> _WHAT TO WORK ON_
Exactly reproduce each line of the listing that follows.

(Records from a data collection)
▼
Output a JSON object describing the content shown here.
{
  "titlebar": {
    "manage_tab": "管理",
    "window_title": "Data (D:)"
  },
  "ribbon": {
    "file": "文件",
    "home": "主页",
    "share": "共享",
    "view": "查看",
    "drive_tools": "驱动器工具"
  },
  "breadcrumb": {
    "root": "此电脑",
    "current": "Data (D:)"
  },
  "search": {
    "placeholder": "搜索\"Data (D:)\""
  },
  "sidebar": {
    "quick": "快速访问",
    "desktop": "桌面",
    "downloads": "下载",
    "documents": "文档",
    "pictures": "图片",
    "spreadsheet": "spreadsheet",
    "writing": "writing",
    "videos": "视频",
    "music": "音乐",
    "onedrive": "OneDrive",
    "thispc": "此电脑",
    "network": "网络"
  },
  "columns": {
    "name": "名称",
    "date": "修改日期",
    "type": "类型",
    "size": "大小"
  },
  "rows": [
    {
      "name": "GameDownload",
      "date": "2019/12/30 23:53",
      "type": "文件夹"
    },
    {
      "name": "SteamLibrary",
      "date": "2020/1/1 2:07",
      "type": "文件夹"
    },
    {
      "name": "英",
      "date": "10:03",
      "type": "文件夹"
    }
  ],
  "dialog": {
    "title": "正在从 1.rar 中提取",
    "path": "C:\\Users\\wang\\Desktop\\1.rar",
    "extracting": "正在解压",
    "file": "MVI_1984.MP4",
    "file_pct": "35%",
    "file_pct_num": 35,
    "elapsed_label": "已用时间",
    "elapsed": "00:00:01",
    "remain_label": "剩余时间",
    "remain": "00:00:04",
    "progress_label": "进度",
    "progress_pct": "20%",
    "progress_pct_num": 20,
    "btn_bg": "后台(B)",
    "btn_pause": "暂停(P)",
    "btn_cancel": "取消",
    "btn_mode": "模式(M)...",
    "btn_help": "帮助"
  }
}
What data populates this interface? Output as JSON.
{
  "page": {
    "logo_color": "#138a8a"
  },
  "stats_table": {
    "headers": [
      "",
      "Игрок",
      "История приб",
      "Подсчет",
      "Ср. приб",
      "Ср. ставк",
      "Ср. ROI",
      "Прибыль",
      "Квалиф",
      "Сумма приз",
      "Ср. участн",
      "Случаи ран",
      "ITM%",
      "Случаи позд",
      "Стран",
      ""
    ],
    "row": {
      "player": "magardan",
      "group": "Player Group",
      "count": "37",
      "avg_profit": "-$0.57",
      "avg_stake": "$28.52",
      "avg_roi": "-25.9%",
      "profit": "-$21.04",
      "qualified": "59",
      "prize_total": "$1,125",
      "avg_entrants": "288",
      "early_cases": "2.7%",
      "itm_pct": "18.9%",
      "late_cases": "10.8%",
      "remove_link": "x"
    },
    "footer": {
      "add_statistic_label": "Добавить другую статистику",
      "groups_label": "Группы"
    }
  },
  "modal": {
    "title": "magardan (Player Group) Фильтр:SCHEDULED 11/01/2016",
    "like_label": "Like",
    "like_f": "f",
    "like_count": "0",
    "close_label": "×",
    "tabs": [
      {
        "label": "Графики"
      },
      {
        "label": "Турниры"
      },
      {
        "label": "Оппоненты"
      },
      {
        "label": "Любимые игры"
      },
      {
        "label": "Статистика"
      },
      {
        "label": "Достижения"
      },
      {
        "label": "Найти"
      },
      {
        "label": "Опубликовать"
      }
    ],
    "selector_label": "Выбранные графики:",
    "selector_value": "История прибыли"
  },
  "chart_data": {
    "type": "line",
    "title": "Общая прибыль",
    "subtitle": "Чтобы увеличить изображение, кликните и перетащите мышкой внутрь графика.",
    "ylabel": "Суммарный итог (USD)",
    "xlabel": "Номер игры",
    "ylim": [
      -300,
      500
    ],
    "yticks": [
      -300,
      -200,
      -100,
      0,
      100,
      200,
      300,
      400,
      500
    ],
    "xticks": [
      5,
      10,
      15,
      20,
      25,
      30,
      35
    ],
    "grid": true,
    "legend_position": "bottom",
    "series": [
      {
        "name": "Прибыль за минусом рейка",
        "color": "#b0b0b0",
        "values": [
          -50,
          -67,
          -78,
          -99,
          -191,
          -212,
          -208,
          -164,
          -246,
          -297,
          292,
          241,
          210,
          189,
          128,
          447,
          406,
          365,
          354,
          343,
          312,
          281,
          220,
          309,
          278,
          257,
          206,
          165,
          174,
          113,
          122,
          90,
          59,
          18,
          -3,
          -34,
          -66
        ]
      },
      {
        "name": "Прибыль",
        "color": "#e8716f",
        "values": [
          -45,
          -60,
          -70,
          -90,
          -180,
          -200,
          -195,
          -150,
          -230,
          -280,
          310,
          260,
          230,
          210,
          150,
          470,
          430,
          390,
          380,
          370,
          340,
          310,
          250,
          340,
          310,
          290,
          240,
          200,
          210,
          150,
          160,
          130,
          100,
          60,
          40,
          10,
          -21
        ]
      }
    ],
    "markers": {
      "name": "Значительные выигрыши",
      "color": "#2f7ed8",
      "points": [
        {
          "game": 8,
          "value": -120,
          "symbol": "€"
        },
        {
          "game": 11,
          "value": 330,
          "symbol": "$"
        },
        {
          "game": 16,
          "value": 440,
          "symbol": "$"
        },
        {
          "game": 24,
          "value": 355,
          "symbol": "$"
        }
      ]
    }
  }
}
▲
> _WRITTEN REPLY_
Output a JSON object describing the content shown here.
{
  "titlebar": {
    "manage_tab": "管理",
    "window_title": "Data (D:)"
  },
  "ribbon": {
    "file": "文件",
    "home": "主页",
    "share": "共享",
    "view": "查看",
    "drive_tools": "驱动器工具"
  },
  "breadcrumb": {
    "root": "此电脑",
    "current": "Data (D:)"
  },
  "search": {
    "placeholder": "搜索\"Data (D:)\""
  },
  "sidebar": {
    "quick": "快速访问",
    "desktop": "桌面",
    "downloads": "下载",
    "documents": "文档",
    "pictures": "图片",
    "spreadsheet": "spreadsheet",
    "writing": "writing",
    "videos": "视频",
    "music": "音乐",
    "onedrive": "OneDrive",
    "thispc": "此电脑",
    "network": "网络"
  },
  "columns": {
    "name": "名称",
    "date": "修改日期",
    "type": "类型",
    "size": "大小"
  },
  "rows": [
    {
      "name": "GameDownload",
      "date": "2019/12/30 23:53",
      "type": "文件夹"
    },
    {
      "name": "SteamLibrary",
      "date": "2020/1/1 2:07",
      "type": "文件夹"
    },
    {
      "name": "英",
      "date": "10:03",
      "type": "文件夹"
    }
  ],
  "dialog": {
    "title": "正在从 1.rar 中提取",
    "path": "C:\\Users\\wang\\Desktop\\1.rar",
    "extracting": "正在解压",
    "file": "MVI_1984.MP4",
    "file_pct": "35%",
    "file_pct_num": 35,
    "elapsed_label": "已用时间",
    "elapsed": "00:00:01",
    "remain_label": "剩余时间",
    "remain": "00:00:04",
    "progress_label": "进度",
    "progress_pct": "20%",
    "progress_pct_num": 20,
    "btn_bg": "后台(B)",
    "btn_pause": "暂停(P)",
    "btn_cancel": "取消",
    "btn_mode": "模式(M)...",
    "btn_help": "帮助"
  }
}
What data populates this interface? Output as JSON.
{
  "page": {
    "logo_color": "#138a8a"
  },
  "stats_table": {
    "headers": [
      "",
      "Игрок",
      "История приб",
      "Подсчет",
      "Ср. приб",
      "Ср. ставк",
      "Ср. ROI",
      "Прибыль",
      "Квалиф",
      "Сумма приз",
      "Ср. участн",
      "Случаи ран",
      "ITM%",
      "Случаи позд",
      "Стран",
      ""
    ],
    "row": {
      "player": "magardan",
      "group": "Player Group",
      "count": "37",
      "avg_profit": "-$0.57",
      "avg_stake": "$28.52",
      "avg_roi": "-25.9%",
      "profit": "-$21.04",
      "qualified": "59",
      "prize_total": "$1,125",
      "avg_entrants": "288",
      "early_cases": "2.7%",
      "itm_pct": "18.9%",
      "late_cases": "10.8%",
      "remove_link": "x"
    },
    "footer": {
      "add_statistic_label": "Добавить другую статистику",
      "groups_label": "Группы"
    }
  },
  "modal": {
    "title": "magardan (Player Group) Фильтр:SCHEDULED 11/01/2016",
    "like_label": "Like",
    "like_f": "f",
    "like_count": "0",
    "close_label": "×",
    "tabs": [
      {
        "label": "Графики"
      },
      {
        "label": "Турниры"
      },
      {
        "label": "Оппоненты"
      },
      {
        "label": "Любимые игры"
      },
      {
        "label": "Статистика"
      },
      {
        "label": "Достижения"
      },
      {
        "label": "Найти"
      },
      {
        "label": "Опубликовать"
      }
    ],
    "selector_label": "Выбранные графики:",
    "selector_value": "История прибыли"
  },
  "chart_data": {
    "type": "line",
    "title": "Общая прибыль",
    "subtitle": "Чтобы увеличить изображение, кликните и перетащите мышкой внутрь графика.",
    "ylabel": "Суммарный итог (USD)",
    "xlabel": "Номер игры",
    "ylim": [
      -300,
      500
    ],
    "yticks": [
      -300,
      -200,
      -100,
      0,
      100,
      200,
      300,
      400,
      500
    ],
    "xticks": [
      5,
      10,
      15,
      20,
      25,
      30,
      35
    ],
    "grid": true,
    "legend_position": "bottom",
    "series": [
      {
        "name": "Прибыль за минусом рейка",
        "color": "#b0b0b0",
        "values": [
          -50,
          -67,
          -78,
          -99,
          -191,
          -212,
          -208,
          -164,
          -246,
          -297,
          292,
          241,
          210,
          189,
          128,
          447,
          406,
          365,
          354,
          343,
          312,
          281,
          220,
          309,
          278,
          257,
          206,
          165,
          174,
          113,
          122,
          90,
          59,
          18,
          -3,
          -34,
          -66
        ]
      },
      {
        "name": "Прибыль",
        "color": "#e8716f",
        "values": [
          -45,
          -60,
          -70,
          -90,
          -180,
          -200,
          -195,
          -150,
          -230,
          -280,
          310,
          260,
          230,
          210,
          150,
          470,
          430,
          390,
          380,
          370,
          340,
          310,
          250,
          340,
          310,
          290,
          240,
          200,
          210,
          150,
          160,
          130,
          100,
          60,
          40,
          10,
          -21
        ]
      }
    ],
    "markers": {
      "name": "Значительные выигрыши",
      "color": "#2f7ed8",
      "points": [
        {
          "game": 8,
          "value": -120,
          "symbol": "€"
        },
        {
          "game": 11,
          "value": 330,
          "symbol": "$"
        },
        {
          "game": 16,
          "value": 440,
          "symbol": "$"
        },
        {
          "game": 24,
          "value": 355,
          "symbol": "$"
        }
      ]
    }
  }
}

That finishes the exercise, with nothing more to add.